[Extracted data entries]
########
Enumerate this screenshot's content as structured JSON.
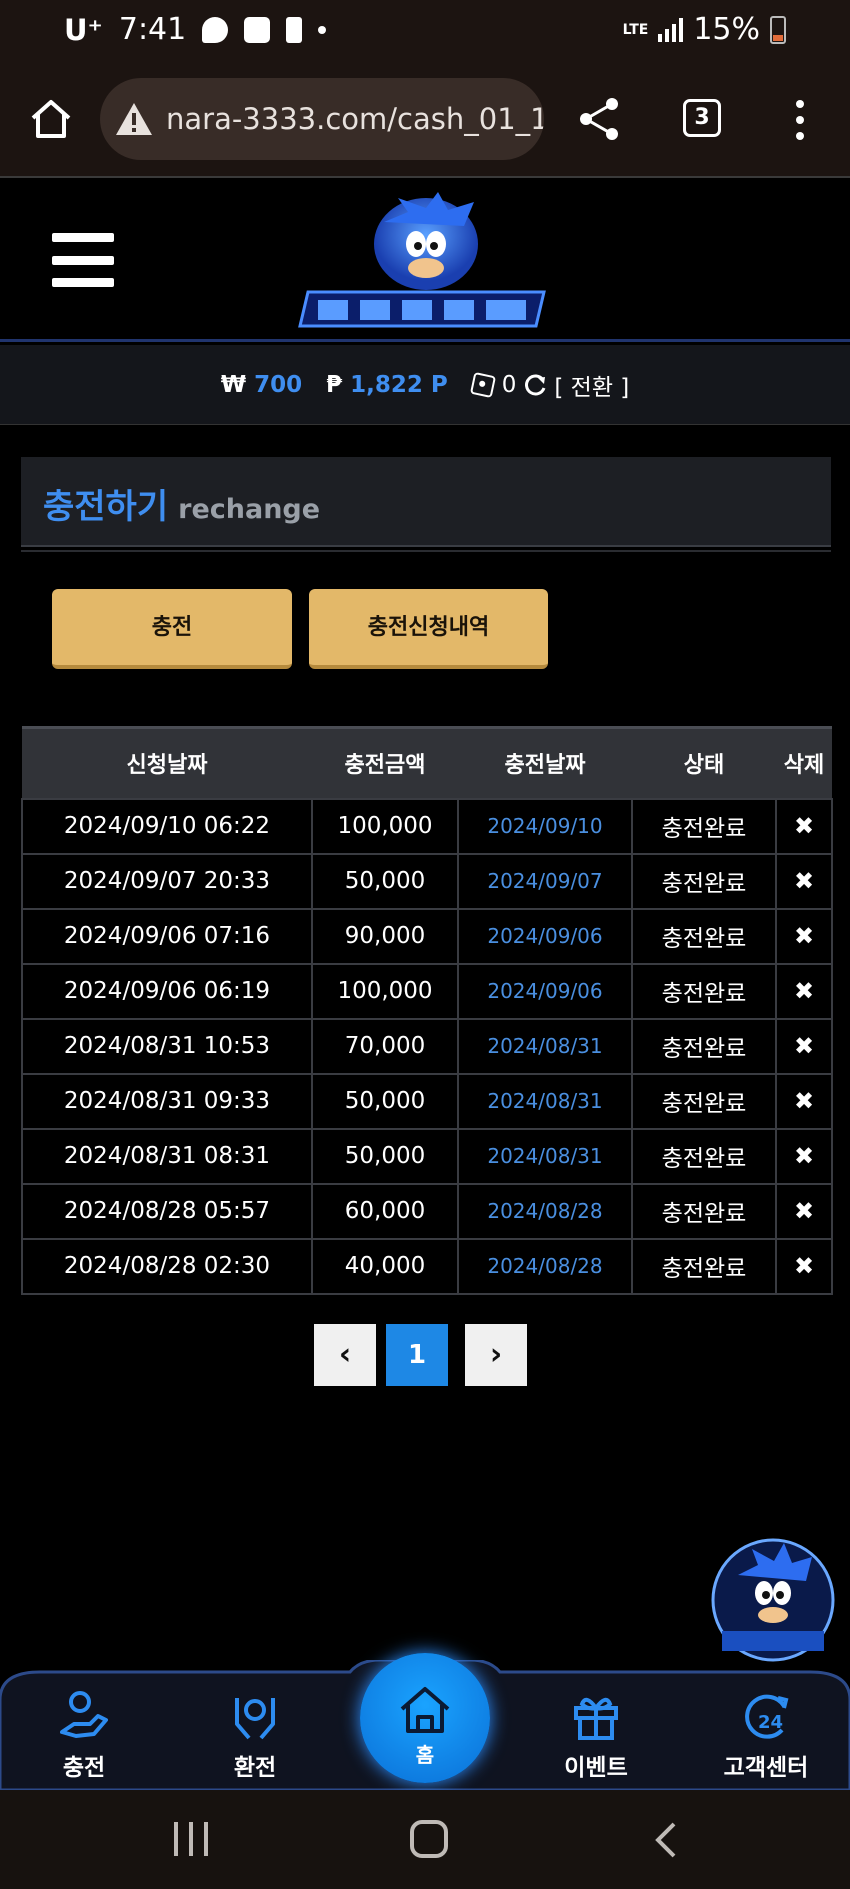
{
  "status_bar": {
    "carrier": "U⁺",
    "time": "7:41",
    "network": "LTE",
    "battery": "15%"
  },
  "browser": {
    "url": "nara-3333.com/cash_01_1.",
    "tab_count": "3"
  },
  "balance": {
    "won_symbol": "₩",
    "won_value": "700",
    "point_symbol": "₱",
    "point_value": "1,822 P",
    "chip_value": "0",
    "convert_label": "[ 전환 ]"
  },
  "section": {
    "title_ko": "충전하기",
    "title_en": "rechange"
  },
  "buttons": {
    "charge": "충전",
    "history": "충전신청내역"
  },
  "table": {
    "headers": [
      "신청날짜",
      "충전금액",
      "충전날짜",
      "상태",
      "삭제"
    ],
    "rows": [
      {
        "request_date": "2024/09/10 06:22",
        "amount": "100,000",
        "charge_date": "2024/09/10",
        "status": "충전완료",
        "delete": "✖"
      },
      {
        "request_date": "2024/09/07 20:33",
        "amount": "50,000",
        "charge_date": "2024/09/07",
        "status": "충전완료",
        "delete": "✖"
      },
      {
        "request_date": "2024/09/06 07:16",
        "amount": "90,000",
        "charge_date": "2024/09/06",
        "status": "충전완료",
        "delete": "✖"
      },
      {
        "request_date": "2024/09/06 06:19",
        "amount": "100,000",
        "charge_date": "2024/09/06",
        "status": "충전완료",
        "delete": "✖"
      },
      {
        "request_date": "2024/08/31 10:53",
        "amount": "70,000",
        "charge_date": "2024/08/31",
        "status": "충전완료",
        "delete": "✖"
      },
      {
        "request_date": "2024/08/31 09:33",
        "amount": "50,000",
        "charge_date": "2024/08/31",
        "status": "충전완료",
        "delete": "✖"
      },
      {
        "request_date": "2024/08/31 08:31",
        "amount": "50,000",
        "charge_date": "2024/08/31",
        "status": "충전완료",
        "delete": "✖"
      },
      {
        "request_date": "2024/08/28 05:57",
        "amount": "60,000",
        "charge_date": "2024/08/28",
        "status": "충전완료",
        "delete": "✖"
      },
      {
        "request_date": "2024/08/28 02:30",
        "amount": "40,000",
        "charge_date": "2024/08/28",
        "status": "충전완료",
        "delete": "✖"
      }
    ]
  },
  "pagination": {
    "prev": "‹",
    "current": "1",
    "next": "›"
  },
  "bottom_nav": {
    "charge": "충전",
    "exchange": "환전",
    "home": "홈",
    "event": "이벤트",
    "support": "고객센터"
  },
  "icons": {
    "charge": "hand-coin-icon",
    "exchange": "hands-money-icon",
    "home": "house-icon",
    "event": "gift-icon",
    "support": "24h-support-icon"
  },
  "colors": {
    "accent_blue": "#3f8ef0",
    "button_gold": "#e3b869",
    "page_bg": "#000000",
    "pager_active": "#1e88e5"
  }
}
########
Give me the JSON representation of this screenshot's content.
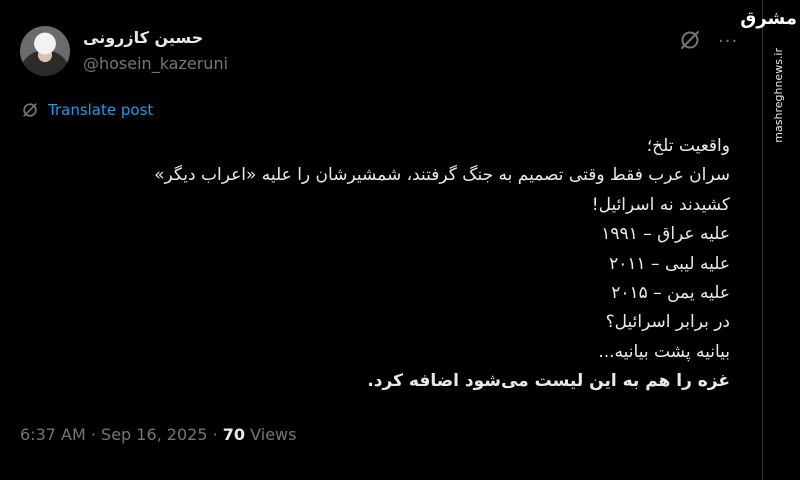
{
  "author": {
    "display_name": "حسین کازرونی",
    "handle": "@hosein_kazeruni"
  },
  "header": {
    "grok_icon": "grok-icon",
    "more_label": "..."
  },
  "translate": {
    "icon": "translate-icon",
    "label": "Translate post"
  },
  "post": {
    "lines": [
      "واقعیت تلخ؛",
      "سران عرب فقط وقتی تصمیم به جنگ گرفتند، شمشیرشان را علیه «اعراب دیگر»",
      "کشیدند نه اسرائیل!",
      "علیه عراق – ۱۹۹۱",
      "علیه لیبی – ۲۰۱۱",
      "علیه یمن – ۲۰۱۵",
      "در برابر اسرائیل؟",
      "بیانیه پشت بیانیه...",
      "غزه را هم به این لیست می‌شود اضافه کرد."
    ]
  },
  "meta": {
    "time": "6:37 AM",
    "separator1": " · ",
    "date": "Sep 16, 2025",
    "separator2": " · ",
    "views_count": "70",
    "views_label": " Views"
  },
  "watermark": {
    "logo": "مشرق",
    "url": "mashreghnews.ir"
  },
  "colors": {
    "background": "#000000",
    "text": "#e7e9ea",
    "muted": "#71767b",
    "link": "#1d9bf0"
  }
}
########
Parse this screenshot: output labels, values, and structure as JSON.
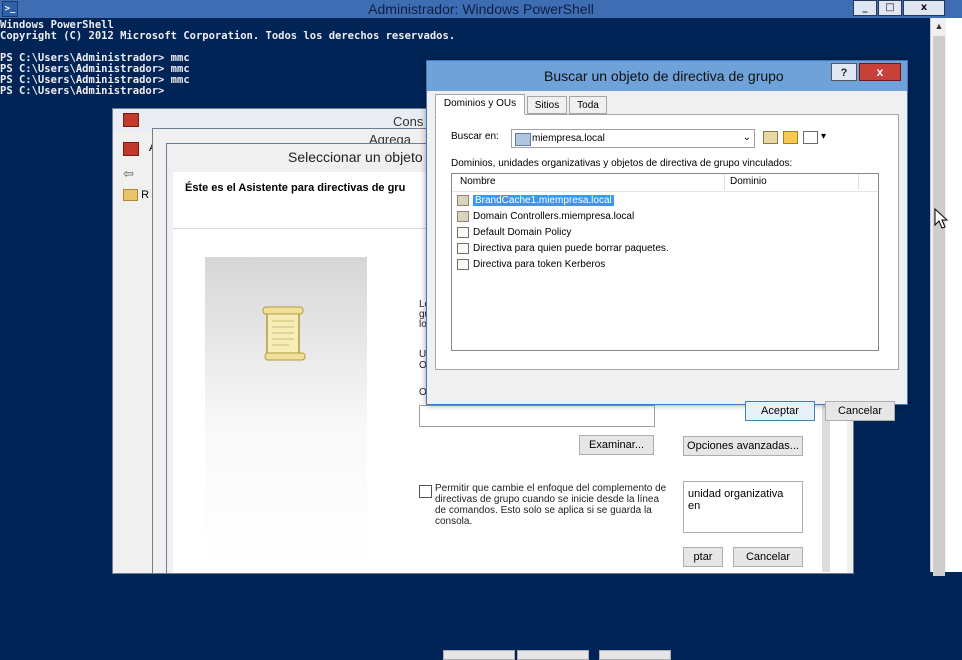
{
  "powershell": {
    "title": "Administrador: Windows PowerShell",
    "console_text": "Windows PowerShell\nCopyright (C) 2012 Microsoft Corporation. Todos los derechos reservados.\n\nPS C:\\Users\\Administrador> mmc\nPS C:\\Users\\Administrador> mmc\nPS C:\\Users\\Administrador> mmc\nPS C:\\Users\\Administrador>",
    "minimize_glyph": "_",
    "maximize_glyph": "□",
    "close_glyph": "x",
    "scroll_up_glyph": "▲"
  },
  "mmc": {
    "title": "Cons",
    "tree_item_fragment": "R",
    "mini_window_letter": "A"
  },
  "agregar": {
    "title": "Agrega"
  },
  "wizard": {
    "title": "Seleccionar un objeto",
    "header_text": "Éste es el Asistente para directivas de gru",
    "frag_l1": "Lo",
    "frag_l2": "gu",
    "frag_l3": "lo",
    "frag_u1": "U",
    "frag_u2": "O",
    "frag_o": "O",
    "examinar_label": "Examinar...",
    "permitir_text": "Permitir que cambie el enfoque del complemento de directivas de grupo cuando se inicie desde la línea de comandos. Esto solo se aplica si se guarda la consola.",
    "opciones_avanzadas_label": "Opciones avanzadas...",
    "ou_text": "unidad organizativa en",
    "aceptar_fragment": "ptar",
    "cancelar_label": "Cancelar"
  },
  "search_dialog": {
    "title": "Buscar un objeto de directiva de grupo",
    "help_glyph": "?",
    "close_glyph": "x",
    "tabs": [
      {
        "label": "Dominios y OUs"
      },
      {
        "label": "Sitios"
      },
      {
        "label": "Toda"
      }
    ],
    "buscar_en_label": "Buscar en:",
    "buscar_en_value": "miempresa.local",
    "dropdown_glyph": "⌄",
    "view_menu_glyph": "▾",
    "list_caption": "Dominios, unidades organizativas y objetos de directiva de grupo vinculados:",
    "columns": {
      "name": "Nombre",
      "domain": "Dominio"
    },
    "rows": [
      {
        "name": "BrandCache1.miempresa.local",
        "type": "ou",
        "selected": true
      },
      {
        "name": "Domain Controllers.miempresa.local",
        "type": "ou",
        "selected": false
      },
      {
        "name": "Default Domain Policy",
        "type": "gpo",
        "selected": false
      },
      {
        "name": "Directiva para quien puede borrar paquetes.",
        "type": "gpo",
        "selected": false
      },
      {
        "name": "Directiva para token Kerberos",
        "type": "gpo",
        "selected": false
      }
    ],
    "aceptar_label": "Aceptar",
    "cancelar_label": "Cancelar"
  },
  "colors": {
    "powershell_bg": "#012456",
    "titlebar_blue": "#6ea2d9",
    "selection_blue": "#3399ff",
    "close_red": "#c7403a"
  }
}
########
> _Work required_: Within the data above, pick out all lines holding the word "JSON".

> _Written response_:
Enumerate this screenshot's content as structured JSON.
Give me the JSON representation of this screenshot's content.
Parse this screenshot: output labels, values, and structure as JSON.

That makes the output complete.